BRIEF: Determine how many lines in these records hold "name". Only the number is wanted.

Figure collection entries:
_ _ _ _

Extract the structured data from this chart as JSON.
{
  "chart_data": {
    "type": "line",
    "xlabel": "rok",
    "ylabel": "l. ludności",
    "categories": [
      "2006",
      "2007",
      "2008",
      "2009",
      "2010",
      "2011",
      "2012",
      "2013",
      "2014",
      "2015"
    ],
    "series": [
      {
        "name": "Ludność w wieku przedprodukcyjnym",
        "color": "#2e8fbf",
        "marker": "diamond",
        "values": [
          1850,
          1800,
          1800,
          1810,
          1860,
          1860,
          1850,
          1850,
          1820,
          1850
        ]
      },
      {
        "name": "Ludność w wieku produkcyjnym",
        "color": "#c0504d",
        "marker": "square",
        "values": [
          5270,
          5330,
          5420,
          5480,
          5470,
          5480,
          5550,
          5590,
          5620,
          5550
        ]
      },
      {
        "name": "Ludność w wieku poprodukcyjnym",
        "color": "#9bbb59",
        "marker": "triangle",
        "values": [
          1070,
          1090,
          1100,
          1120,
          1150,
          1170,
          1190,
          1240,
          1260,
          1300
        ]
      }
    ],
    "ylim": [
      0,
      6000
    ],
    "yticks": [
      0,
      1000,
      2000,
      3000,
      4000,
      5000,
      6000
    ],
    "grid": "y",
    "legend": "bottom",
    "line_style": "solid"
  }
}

_ _ _ _

TASK OUTPUT: 3